----- RECORDS -----
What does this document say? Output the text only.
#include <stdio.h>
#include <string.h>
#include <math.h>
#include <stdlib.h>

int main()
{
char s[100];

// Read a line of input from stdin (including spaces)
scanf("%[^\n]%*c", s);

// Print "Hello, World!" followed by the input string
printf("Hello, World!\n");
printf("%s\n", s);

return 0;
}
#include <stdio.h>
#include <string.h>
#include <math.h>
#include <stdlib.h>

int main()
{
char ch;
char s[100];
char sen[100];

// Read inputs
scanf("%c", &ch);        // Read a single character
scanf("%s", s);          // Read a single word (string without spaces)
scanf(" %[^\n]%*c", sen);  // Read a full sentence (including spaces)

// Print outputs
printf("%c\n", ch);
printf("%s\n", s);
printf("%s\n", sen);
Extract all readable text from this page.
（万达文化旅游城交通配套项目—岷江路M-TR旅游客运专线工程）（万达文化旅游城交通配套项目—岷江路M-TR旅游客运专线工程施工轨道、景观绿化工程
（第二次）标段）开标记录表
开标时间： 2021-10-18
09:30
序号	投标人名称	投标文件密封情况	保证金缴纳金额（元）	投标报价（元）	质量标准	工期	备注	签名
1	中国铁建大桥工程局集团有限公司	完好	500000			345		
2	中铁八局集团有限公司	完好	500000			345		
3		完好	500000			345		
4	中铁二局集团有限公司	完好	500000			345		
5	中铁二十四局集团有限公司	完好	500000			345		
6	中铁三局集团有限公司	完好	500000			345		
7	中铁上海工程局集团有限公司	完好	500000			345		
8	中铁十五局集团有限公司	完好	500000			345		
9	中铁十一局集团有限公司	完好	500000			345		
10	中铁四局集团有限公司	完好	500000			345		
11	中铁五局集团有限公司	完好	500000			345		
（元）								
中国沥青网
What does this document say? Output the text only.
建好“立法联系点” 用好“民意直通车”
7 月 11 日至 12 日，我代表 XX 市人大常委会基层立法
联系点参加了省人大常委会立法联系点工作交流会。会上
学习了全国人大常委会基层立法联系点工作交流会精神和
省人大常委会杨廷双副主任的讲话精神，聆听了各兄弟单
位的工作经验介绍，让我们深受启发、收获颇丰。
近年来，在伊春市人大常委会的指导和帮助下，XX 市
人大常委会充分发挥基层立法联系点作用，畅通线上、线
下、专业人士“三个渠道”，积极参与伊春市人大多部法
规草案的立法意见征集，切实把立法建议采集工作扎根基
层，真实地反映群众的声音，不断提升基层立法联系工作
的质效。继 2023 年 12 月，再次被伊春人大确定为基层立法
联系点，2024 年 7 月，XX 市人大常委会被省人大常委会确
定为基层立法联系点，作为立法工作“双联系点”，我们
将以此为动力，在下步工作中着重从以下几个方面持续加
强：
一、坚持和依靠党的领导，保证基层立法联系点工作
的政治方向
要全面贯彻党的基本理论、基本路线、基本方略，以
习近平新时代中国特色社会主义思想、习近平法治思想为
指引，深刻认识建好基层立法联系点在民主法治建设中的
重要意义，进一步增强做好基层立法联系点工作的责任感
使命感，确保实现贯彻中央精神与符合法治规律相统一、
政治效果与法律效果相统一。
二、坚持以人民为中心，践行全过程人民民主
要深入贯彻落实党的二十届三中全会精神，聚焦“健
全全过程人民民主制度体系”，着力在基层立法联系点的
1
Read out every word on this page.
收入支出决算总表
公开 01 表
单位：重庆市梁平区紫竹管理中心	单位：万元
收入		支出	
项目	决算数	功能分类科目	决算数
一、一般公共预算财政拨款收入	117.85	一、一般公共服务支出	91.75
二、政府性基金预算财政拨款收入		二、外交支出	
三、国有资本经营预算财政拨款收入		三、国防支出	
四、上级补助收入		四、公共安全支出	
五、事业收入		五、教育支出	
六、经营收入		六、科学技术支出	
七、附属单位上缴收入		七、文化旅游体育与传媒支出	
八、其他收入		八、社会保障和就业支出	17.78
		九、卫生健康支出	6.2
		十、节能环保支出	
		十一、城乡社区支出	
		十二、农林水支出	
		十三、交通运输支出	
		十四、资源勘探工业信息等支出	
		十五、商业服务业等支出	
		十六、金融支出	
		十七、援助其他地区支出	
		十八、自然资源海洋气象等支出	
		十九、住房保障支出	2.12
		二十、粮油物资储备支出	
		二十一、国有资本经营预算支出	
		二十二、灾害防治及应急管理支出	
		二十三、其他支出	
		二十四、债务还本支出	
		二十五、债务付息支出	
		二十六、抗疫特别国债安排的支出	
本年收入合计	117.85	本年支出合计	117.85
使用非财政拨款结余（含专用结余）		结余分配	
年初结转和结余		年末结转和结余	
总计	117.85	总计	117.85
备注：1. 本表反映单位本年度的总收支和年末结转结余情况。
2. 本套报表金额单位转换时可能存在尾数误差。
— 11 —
-----
• [INSTRUCTIONS TO FOLLOW]:
Out of the material above, gather each line where "page" appears.

• [SOLUTION]:
Extract all readable text from this page.
Read out every word on this page.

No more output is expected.